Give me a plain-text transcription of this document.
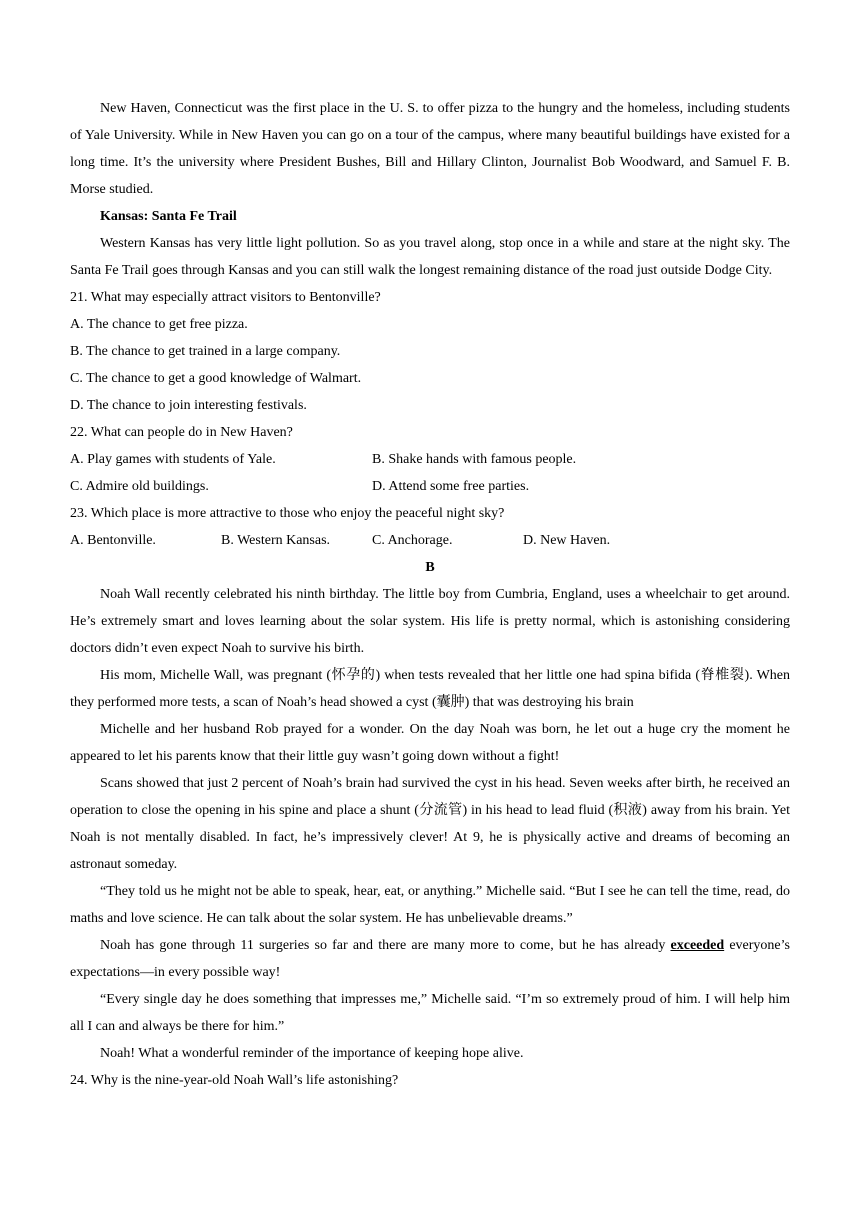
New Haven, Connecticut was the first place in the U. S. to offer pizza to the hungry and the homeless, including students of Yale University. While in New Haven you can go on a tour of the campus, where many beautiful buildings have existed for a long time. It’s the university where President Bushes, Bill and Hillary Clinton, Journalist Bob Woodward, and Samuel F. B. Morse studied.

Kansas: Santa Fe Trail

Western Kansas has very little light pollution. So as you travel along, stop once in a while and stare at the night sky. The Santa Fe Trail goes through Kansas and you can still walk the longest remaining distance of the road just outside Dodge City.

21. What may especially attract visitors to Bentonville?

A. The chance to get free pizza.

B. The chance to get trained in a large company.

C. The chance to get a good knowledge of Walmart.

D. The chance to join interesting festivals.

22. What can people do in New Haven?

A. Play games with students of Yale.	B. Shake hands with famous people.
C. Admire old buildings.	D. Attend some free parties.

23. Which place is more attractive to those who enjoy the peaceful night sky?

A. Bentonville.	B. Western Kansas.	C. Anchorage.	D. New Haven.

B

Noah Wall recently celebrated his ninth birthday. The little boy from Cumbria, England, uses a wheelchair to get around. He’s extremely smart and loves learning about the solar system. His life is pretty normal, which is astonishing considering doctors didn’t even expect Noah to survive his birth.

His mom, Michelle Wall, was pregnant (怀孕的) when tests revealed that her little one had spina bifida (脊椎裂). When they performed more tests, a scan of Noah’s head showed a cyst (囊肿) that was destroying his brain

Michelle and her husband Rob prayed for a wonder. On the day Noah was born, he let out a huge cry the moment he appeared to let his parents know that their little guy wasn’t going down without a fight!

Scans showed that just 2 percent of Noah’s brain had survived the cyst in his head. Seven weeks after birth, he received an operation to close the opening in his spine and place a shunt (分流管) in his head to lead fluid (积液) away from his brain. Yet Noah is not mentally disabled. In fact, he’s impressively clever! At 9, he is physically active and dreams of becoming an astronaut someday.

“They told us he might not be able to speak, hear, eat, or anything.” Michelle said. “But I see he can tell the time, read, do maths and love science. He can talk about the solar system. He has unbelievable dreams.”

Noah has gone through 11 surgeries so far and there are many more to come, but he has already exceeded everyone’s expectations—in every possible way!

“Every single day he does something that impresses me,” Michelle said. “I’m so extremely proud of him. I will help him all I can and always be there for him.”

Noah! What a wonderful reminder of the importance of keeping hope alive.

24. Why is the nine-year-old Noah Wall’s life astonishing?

◆ ◆ ◆ ◆ ◆ ◆ ◆

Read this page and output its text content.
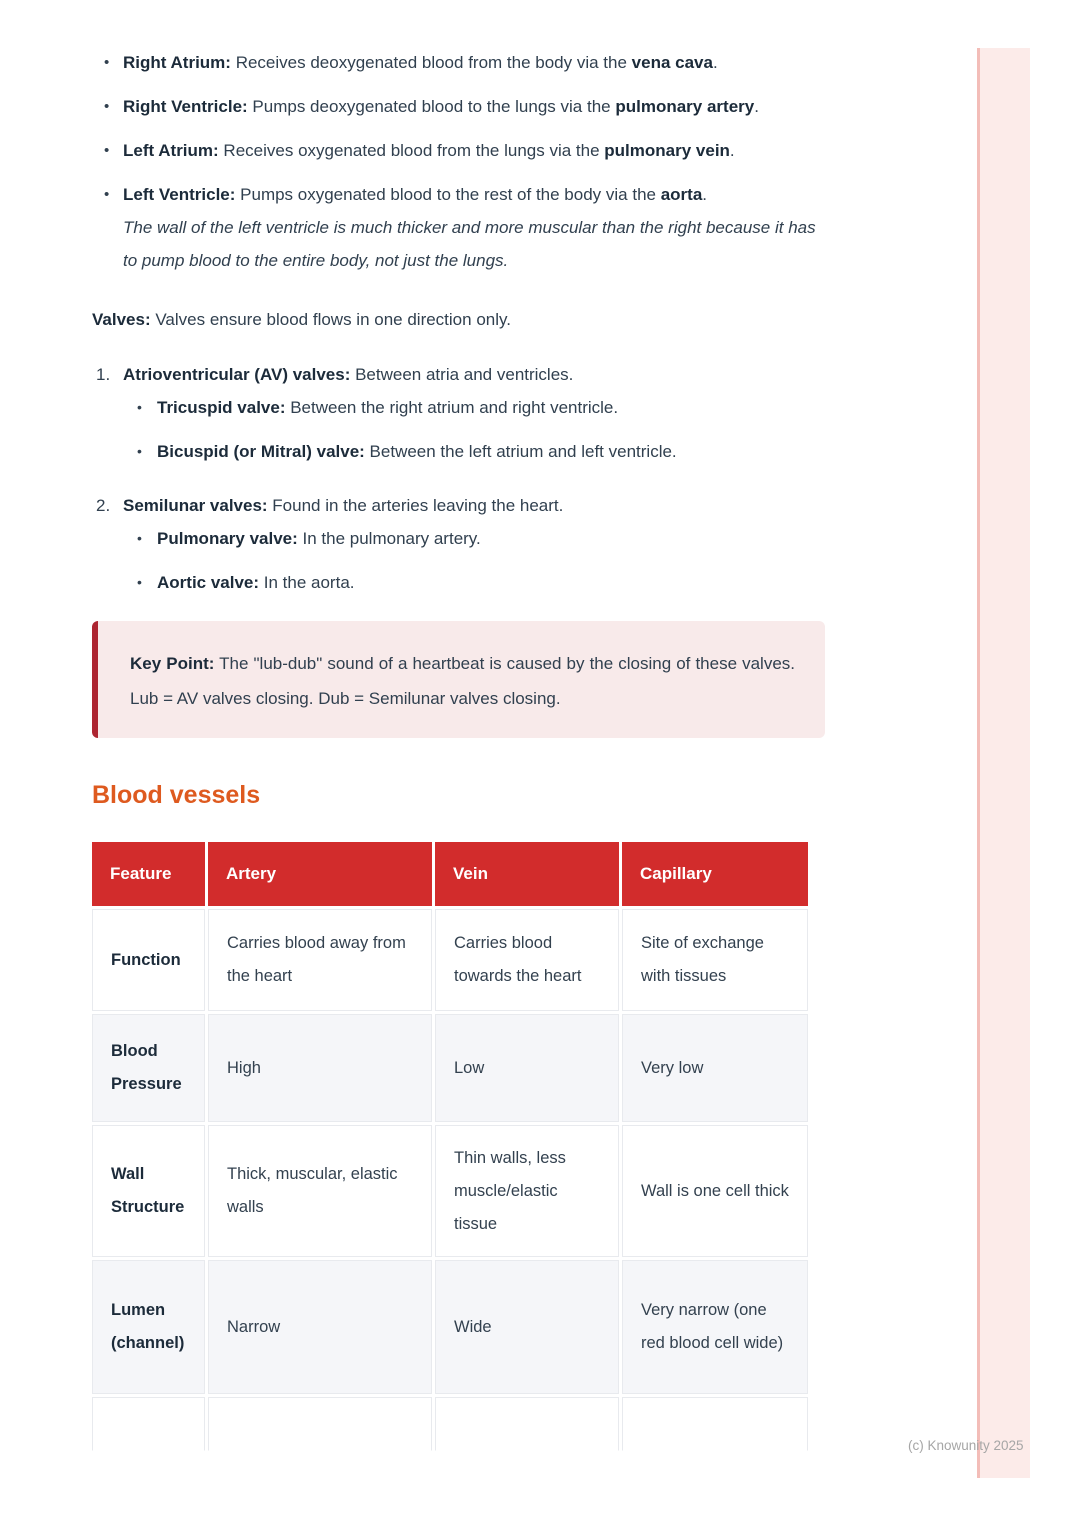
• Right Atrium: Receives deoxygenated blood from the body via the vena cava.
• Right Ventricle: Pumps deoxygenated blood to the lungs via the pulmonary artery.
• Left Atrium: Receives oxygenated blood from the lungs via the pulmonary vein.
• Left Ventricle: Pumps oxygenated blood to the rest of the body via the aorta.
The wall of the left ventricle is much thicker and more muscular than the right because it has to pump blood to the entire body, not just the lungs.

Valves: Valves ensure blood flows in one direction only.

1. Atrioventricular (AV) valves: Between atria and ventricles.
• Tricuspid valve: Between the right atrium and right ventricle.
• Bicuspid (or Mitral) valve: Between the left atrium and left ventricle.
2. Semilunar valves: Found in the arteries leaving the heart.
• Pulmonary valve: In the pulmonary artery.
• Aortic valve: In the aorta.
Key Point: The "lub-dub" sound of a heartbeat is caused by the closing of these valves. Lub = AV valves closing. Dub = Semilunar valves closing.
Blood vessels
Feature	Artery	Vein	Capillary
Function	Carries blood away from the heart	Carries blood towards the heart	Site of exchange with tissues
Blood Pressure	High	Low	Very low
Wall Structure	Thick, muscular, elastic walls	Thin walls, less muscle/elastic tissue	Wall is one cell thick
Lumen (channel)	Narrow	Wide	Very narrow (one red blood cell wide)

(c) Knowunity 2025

◆ ◆ ◆ ◆ ◆ ◆ ◆

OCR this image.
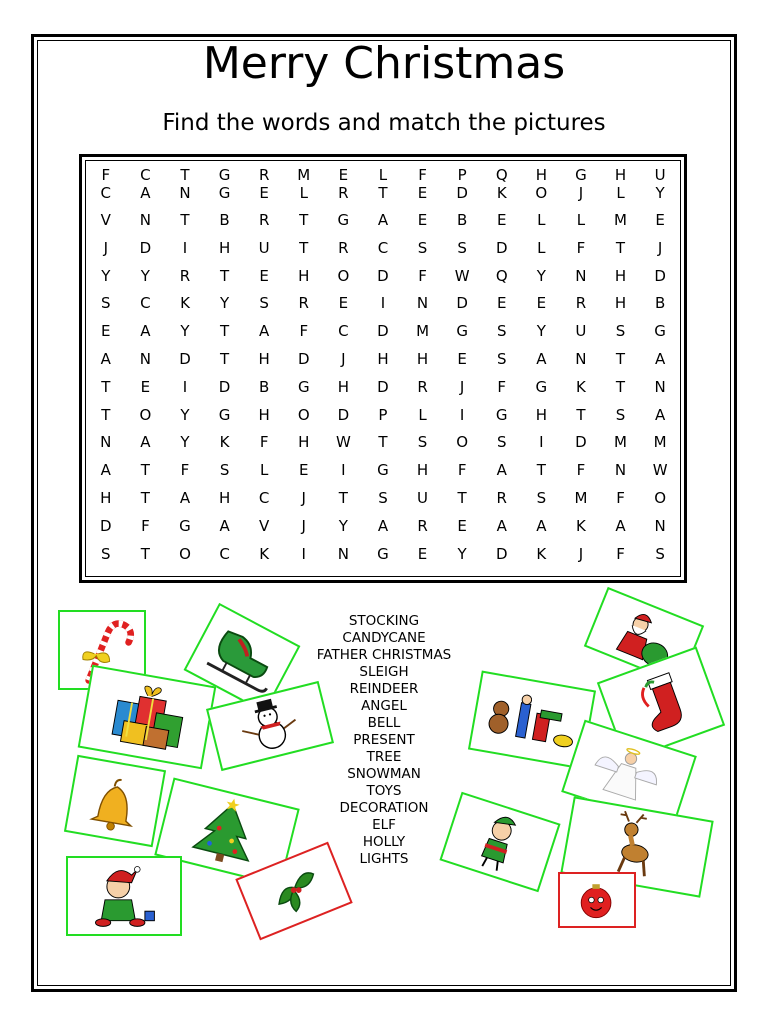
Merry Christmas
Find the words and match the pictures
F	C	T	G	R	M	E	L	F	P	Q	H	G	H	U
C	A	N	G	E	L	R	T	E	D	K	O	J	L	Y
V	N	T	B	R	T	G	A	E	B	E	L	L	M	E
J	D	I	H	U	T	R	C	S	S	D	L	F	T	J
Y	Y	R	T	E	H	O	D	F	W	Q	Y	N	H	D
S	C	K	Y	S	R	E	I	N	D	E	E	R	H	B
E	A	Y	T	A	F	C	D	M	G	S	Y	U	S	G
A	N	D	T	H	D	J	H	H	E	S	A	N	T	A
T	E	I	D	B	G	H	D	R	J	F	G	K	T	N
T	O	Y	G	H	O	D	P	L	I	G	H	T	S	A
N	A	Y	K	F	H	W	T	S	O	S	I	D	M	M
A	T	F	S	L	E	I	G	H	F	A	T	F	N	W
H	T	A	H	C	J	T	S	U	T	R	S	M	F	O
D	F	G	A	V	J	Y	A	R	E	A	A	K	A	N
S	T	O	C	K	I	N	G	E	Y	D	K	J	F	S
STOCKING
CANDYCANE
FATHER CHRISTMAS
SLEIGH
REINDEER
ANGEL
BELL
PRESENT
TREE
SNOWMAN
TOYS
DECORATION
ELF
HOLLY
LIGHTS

◆ ◆ ◆ ◆ ◆ ◆ ◆

Copy out every line of the data that includes "just".

= The completed task =
Western Kansas has very little light pollution. So as you travel along, stop once in a while and stare at the night sky. The Santa Fe Trail goes through Kansas and you can still walk the longest remaining distance of the road just outside Dodge City.
Scans showed that just 2 percent of Noah’s brain had survived the cyst in his head. Seven weeks after birth, he received an operation to close the opening in his spine and place a shunt (分流管) in his head to lead fluid (积液) away from his brain. Yet Noah is not mentally disabled. In fact, he’s impressively clever! At 9, he is physically active and dreams of becoming an astronaut someday.
The wall of the left ventricle is much thicker and more muscular than the right because it has to pump blood to the entire body, not just the lungs.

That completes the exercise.